- **Items listed in a dataset**
________________

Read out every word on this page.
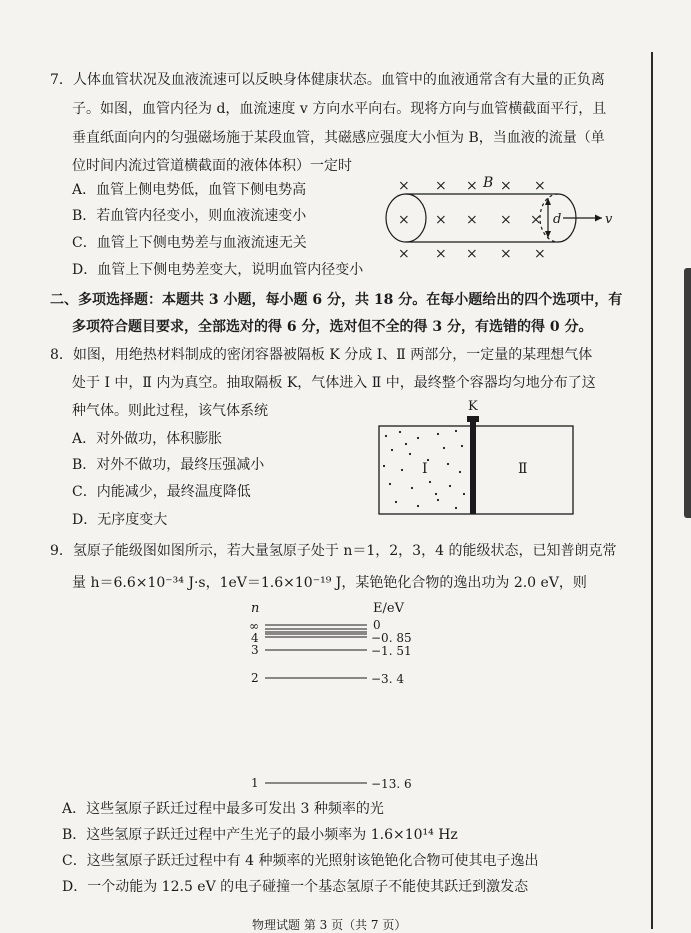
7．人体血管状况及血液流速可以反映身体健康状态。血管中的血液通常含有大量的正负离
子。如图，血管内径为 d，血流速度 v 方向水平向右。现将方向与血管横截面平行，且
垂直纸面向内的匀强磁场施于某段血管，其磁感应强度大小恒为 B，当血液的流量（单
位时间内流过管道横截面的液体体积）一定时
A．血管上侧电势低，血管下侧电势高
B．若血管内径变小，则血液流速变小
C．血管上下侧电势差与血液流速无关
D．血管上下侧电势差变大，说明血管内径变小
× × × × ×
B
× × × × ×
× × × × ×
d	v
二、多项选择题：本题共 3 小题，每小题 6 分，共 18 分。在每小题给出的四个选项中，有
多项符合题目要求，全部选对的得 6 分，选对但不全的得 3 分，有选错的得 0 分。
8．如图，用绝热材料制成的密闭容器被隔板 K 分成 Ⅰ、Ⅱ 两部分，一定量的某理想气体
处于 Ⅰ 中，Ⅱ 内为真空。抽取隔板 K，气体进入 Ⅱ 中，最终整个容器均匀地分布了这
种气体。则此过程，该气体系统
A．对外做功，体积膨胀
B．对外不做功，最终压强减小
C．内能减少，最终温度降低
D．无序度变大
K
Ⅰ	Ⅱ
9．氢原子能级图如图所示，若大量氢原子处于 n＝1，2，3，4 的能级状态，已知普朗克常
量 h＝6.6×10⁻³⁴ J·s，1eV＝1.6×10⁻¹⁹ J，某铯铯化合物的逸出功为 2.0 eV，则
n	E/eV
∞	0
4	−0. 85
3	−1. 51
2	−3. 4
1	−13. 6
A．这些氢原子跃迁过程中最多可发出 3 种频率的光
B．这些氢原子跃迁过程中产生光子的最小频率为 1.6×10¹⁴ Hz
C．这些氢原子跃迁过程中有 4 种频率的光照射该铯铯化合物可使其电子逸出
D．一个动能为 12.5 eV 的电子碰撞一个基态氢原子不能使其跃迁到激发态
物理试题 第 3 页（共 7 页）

________________

- **Exercise directions**
Quote the material in full and exactly; do not carry over its pictures.

- **Exercise response**
Read out every word on this page.
7．人体血管状况及血液流速可以反映身体健康状态。血管中的血液通常含有大量的正负离
子。如图，血管内径为 d，血流速度 v 方向水平向右。现将方向与血管横截面平行，且
垂直纸面向内的匀强磁场施于某段血管，其磁感应强度大小恒为 B，当血液的流量（单
位时间内流过管道横截面的液体体积）一定时
A．血管上侧电势低，血管下侧电势高
B．若血管内径变小，则血液流速变小
C．血管上下侧电势差与血液流速无关
D．血管上下侧电势差变大，说明血管内径变小
× × × × ×
B
× × × × ×
× × × × ×
d	v
二、多项选择题：本题共 3 小题，每小题 6 分，共 18 分。在每小题给出的四个选项中，有
多项符合题目要求，全部选对的得 6 分，选对但不全的得 3 分，有选错的得 0 分。
8．如图，用绝热材料制成的密闭容器被隔板 K 分成 Ⅰ、Ⅱ 两部分，一定量的某理想气体
处于 Ⅰ 中，Ⅱ 内为真空。抽取隔板 K，气体进入 Ⅱ 中，最终整个容器均匀地分布了这
种气体。则此过程，该气体系统
A．对外做功，体积膨胀
B．对外不做功，最终压强减小
C．内能减少，最终温度降低
D．无序度变大
K
Ⅰ	Ⅱ
9．氢原子能级图如图所示，若大量氢原子处于 n＝1，2，3，4 的能级状态，已知普朗克常
量 h＝6.6×10⁻³⁴ J·s，1eV＝1.6×10⁻¹⁹ J，某铯铯化合物的逸出功为 2.0 eV，则
n	E/eV
∞	0
4	−0. 85
3	−1. 51
2	−3. 4
1	−13. 6
A．这些氢原子跃迁过程中最多可发出 3 种频率的光
B．这些氢原子跃迁过程中产生光子的最小频率为 1.6×10¹⁴ Hz
C．这些氢原子跃迁过程中有 4 种频率的光照射该铯铯化合物可使其电子逸出
D．一个动能为 12.5 eV 的电子碰撞一个基态氢原子不能使其跃迁到激发态
物理试题 第 3 页（共 7 页）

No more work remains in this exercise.